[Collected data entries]
########################################
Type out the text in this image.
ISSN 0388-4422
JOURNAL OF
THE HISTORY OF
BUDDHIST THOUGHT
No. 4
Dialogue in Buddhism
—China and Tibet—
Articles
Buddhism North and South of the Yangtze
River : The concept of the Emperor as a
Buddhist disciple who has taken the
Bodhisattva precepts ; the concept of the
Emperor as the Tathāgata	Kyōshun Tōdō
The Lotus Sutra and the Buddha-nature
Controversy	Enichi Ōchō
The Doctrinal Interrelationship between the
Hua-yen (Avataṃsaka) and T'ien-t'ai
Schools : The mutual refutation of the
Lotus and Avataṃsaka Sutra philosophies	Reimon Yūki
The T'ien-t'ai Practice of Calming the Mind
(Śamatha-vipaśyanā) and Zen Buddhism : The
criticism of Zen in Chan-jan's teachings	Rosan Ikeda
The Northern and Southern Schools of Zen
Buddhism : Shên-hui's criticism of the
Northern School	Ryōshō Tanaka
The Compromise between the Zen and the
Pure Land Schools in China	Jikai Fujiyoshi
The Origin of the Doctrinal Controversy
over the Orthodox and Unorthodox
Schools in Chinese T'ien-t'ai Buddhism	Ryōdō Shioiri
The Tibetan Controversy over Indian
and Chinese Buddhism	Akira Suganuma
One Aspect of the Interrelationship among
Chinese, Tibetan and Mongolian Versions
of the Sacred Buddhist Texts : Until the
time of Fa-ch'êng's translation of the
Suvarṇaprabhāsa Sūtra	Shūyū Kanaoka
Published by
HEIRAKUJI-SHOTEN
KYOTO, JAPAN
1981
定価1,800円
########################################
AIM: Go through the records above and retype each one exactly.

RESPONSE FOR THIS EXERCISE:
Type out the text in this image.
ISSN 0388-4422
JOURNAL OF
THE HISTORY OF
BUDDHIST THOUGHT
No. 4
Dialogue in Buddhism
—China and Tibet—
Articles
Buddhism North and South of the Yangtze
River : The concept of the Emperor as a
Buddhist disciple who has taken the
Bodhisattva precepts ; the concept of the
Emperor as the Tathāgata	Kyōshun Tōdō
The Lotus Sutra and the Buddha-nature
Controversy	Enichi Ōchō
The Doctrinal Interrelationship between the
Hua-yen (Avataṃsaka) and T'ien-t'ai
Schools : The mutual refutation of the
Lotus and Avataṃsaka Sutra philosophies	Reimon Yūki
The T'ien-t'ai Practice of Calming the Mind
(Śamatha-vipaśyanā) and Zen Buddhism : The
criticism of Zen in Chan-jan's teachings	Rosan Ikeda
The Northern and Southern Schools of Zen
Buddhism : Shên-hui's criticism of the
Northern School	Ryōshō Tanaka
The Compromise between the Zen and the
Pure Land Schools in China	Jikai Fujiyoshi
The Origin of the Doctrinal Controversy
over the Orthodox and Unorthodox
Schools in Chinese T'ien-t'ai Buddhism	Ryōdō Shioiri
The Tibetan Controversy over Indian
and Chinese Buddhism	Akira Suganuma
One Aspect of the Interrelationship among
Chinese, Tibetan and Mongolian Versions
of the Sacred Buddhist Texts : Until the
time of Fa-ch'êng's translation of the
Suvarṇaprabhāsa Sūtra	Shūyū Kanaoka
Published by
HEIRAKUJI-SHOTEN
KYOTO, JAPAN
1981
定価1,800円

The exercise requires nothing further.